[Figure dataset records]
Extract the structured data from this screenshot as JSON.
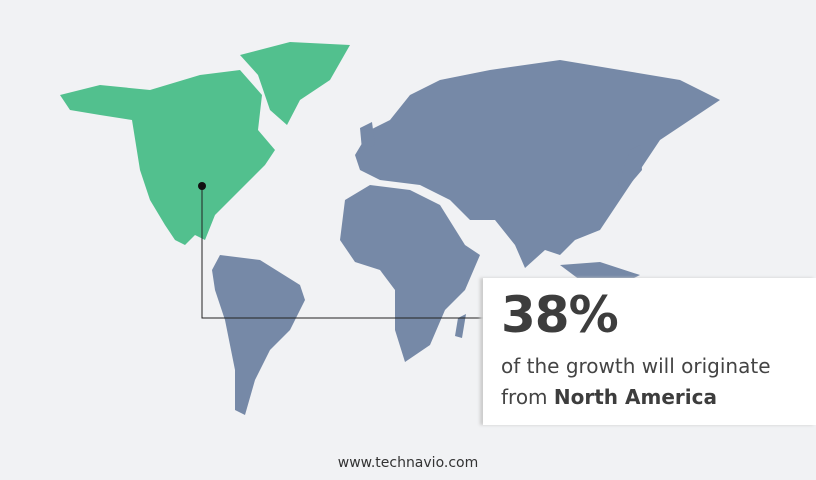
{
  "colors": {
    "highlight": "#52c08e",
    "land": "#7689a7",
    "background": "#f1f2f4"
  },
  "callout": {
    "value": "38%",
    "text_line1": "of the growth will originate",
    "text_line2_prefix": "from",
    "region": "North America"
  },
  "highlighted_region": "North America",
  "footer": {
    "url": "www.technavio.com"
  }
}
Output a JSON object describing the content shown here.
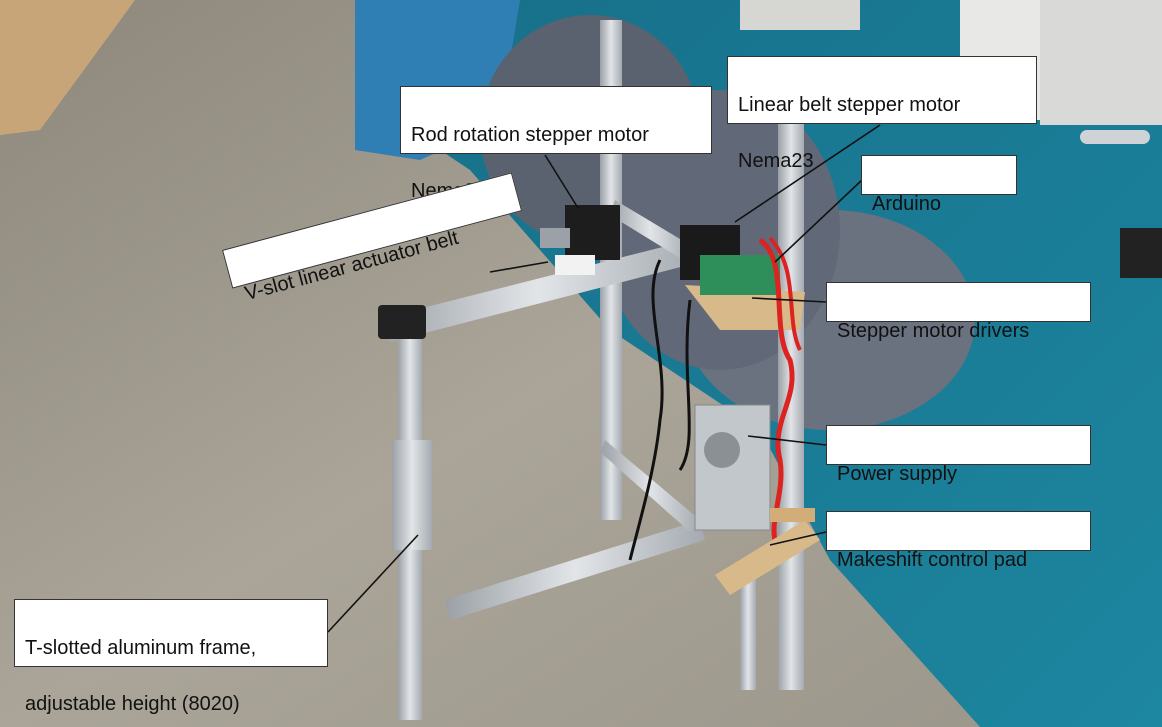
{
  "labels": {
    "rod_rotation_motor": {
      "line1": "Rod rotation stepper motor",
      "line2": "Nema23"
    },
    "linear_belt_motor": {
      "line1": "Linear belt stepper motor",
      "line2": "Nema23"
    },
    "arduino": "Arduino",
    "stepper_drivers": "Stepper motor drivers",
    "power_supply": "Power supply",
    "control_pad": "Makeshift control pad",
    "vslot_belt": "V-slot linear actuator belt",
    "frame": {
      "line1": "T-slotted aluminum frame,",
      "line2": "adjustable height (8020)"
    }
  },
  "colors": {
    "carpet": "#1f7f99",
    "floor": "#a9a397",
    "wall_blue": "#2f7fb5",
    "pouf": "#5a6270",
    "aluminum": "#c9cdd2",
    "wood": "#d8b98a"
  }
}
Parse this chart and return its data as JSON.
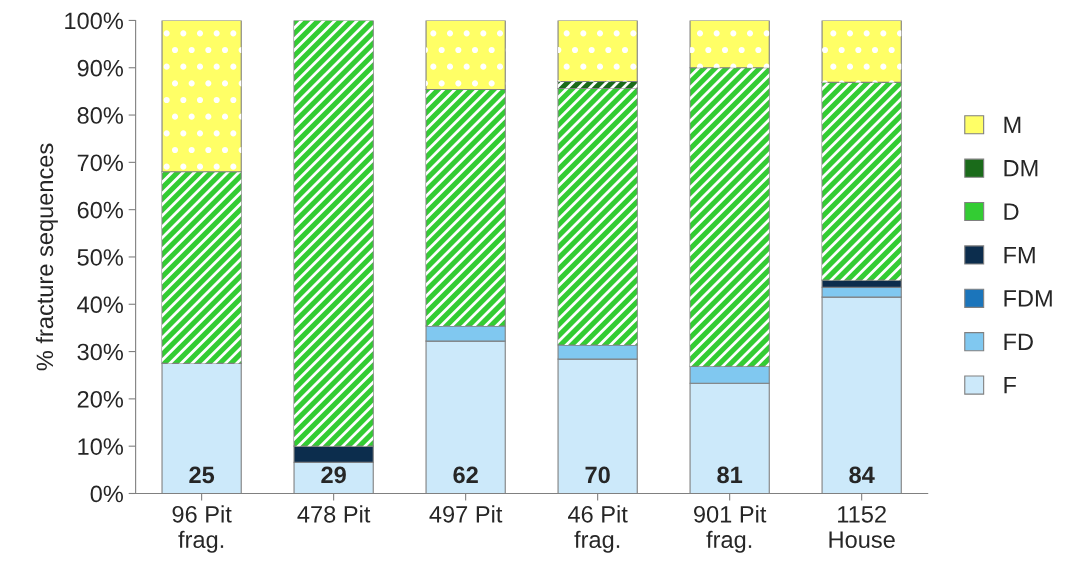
{
  "chart_data": {
    "type": "bar",
    "stacked": true,
    "ylabel": "% fracture sequences",
    "categories": [
      "96 Pit\nfrag.",
      "478 Pit",
      "497 Pit",
      "46 Pit\nfrag.",
      "901 Pit\nfrag.",
      "1152\nHouse"
    ],
    "series": [
      {
        "name": "F",
        "color": "#cce9fa",
        "values": [
          27.5,
          6.6,
          32.2,
          28.4,
          23.3,
          41.5
        ]
      },
      {
        "name": "FD",
        "color": "#80c8f0",
        "values": [
          0,
          0,
          3.2,
          3.0,
          3.6,
          2.1
        ]
      },
      {
        "name": "FDM",
        "color": "#1b75bb",
        "values": [
          0,
          0,
          0,
          0,
          0,
          0
        ]
      },
      {
        "name": "FM",
        "color": "#0c2d4d",
        "values": [
          0,
          3.4,
          0,
          0,
          0,
          1.5
        ]
      },
      {
        "name": "D",
        "color": "#33cc33",
        "values": [
          40.5,
          90.0,
          50.0,
          54.2,
          63.1,
          41.8
        ]
      },
      {
        "name": "DM",
        "color": "#1a6b1a",
        "values": [
          0,
          0,
          0,
          1.5,
          0,
          0
        ]
      },
      {
        "name": "M",
        "color": "#ffff66",
        "values": [
          32.0,
          0,
          14.6,
          12.9,
          10.0,
          13.1
        ]
      }
    ],
    "annotations": [
      "25",
      "29",
      "62",
      "70",
      "81",
      "84"
    ],
    "ylim": [
      0,
      100
    ],
    "yticks": [
      {
        "value": 0,
        "label": "0%"
      },
      {
        "value": 10,
        "label": "10%"
      },
      {
        "value": 20,
        "label": "20%"
      },
      {
        "value": 30,
        "label": "30%"
      },
      {
        "value": 40,
        "label": "40%"
      },
      {
        "value": 50,
        "label": "50%"
      },
      {
        "value": 60,
        "label": "60%"
      },
      {
        "value": 70,
        "label": "70%"
      },
      {
        "value": 80,
        "label": "80%"
      },
      {
        "value": 90,
        "label": "90%"
      },
      {
        "value": 100,
        "label": "100%"
      }
    ],
    "grid": false,
    "legend": "right"
  }
}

Written exercise:
Your task is to retype all the entries exactly and leave out any pictures.

Task result:
Extract the structured data from this screenshot as JSON.
{
  "colors": {
    "highlight": "#52c08e",
    "land": "#7689a7",
    "background": "#f1f2f4"
  },
  "callout": {
    "value": "38%",
    "text_line1": "of the growth will originate",
    "text_line2_prefix": "from",
    "region": "North America"
  },
  "highlighted_region": "North America",
  "footer": {
    "url": "www.technavio.com"
  }
}
Output a JSON object describing the content shown here.
{
  "labels": {
    "rod_rotation_motor": {
      "line1": "Rod rotation stepper motor",
      "line2": "Nema23"
    },
    "linear_belt_motor": {
      "line1": "Linear belt stepper motor",
      "line2": "Nema23"
    },
    "arduino": "Arduino",
    "stepper_drivers": "Stepper motor drivers",
    "power_supply": "Power supply",
    "control_pad": "Makeshift control pad",
    "vslot_belt": "V-slot linear actuator belt",
    "frame": {
      "line1": "T-slotted aluminum frame,",
      "line2": "adjustable height (8020)"
    }
  },
  "colors": {
    "carpet": "#1f7f99",
    "floor": "#a9a397",
    "wall_blue": "#2f7fb5",
    "pouf": "#5a6270",
    "aluminum": "#c9cdd2",
    "wood": "#d8b98a"
  }
}
Parse this chart and return its data as JSON.
{
  "chart_data": {
    "type": "bar",
    "stacked": true,
    "ylabel": "% fracture sequences",
    "categories": [
      "96 Pit\nfrag.",
      "478 Pit",
      "497 Pit",
      "46 Pit\nfrag.",
      "901 Pit\nfrag.",
      "1152\nHouse"
    ],
    "series": [
      {
        "name": "F",
        "color": "#cce9fa",
        "values": [
          27.5,
          6.6,
          32.2,
          28.4,
          23.3,
          41.5
        ]
      },
      {
        "name": "FD",
        "color": "#80c8f0",
        "values": [
          0,
          0,
          3.2,
          3.0,
          3.6,
          2.1
        ]
      },
      {
        "name": "FDM",
        "color": "#1b75bb",
        "values": [
          0,
          0,
          0,
          0,
          0,
          0
        ]
      },
      {
        "name": "FM",
        "color": "#0c2d4d",
        "values": [
          0,
          3.4,
          0,
          0,
          0,
          1.5
        ]
      },
      {
        "name": "D",
        "color": "#33cc33",
        "values": [
          40.5,
          90.0,
          50.0,
          54.2,
          63.1,
          41.8
        ]
      },
      {
        "name": "DM",
        "color": "#1a6b1a",
        "values": [
          0,
          0,
          0,
          1.5,
          0,
          0
        ]
      },
      {
        "name": "M",
        "color": "#ffff66",
        "values": [
          32.0,
          0,
          14.6,
          12.9,
          10.0,
          13.1
        ]
      }
    ],
    "annotations": [
      "25",
      "29",
      "62",
      "70",
      "81",
      "84"
    ],
    "ylim": [
      0,
      100
    ],
    "yticks": [
      {
        "value": 0,
        "label": "0%"
      },
      {
        "value": 10,
        "label": "10%"
      },
      {
        "value": 20,
        "label": "20%"
      },
      {
        "value": 30,
        "label": "30%"
      },
      {
        "value": 40,
        "label": "40%"
      },
      {
        "value": 50,
        "label": "50%"
      },
      {
        "value": 60,
        "label": "60%"
      },
      {
        "value": 70,
        "label": "70%"
      },
      {
        "value": 80,
        "label": "80%"
      },
      {
        "value": 90,
        "label": "90%"
      },
      {
        "value": 100,
        "label": "100%"
      }
    ],
    "grid": false,
    "legend": "right"
  }
}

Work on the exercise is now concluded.